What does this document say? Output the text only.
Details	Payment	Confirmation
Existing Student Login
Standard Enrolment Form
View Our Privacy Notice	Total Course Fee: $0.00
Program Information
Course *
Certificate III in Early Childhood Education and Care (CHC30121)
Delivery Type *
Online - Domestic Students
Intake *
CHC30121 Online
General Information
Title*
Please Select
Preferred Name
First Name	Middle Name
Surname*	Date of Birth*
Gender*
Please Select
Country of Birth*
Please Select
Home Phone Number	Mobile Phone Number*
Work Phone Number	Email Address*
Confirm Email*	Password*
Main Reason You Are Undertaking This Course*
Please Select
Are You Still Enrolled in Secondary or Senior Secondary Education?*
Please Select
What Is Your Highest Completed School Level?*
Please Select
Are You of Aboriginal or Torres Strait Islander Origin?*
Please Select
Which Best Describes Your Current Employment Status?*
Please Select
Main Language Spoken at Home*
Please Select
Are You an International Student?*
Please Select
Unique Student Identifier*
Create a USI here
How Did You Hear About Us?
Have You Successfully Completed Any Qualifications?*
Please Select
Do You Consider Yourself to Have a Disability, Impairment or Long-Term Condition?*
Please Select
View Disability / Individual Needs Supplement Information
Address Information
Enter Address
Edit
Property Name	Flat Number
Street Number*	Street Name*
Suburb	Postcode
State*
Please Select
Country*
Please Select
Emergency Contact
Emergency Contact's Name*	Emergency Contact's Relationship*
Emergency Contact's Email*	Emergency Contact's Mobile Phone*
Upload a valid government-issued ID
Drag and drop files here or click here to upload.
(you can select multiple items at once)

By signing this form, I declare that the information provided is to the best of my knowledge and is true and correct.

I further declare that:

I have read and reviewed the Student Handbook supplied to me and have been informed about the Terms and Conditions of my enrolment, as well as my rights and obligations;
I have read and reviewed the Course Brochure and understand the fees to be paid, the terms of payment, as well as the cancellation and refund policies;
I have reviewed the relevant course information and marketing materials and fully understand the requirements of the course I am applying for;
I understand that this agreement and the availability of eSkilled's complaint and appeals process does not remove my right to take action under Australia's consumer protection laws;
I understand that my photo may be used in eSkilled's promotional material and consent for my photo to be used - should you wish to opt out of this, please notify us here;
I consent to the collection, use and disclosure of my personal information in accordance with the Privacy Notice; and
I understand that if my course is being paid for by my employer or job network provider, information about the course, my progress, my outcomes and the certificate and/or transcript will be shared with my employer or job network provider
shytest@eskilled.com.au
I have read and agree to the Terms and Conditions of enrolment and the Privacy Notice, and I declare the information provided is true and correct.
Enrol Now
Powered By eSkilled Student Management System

(What is required): Pick out the lines that contain "Phone" and copy them.

(Solved exercise):
Home Phone Number	Mobile Phone Number*
Work Phone Number	Email Address*
Emergency Contact's Email*	Emergency Contact's Mobile Phone*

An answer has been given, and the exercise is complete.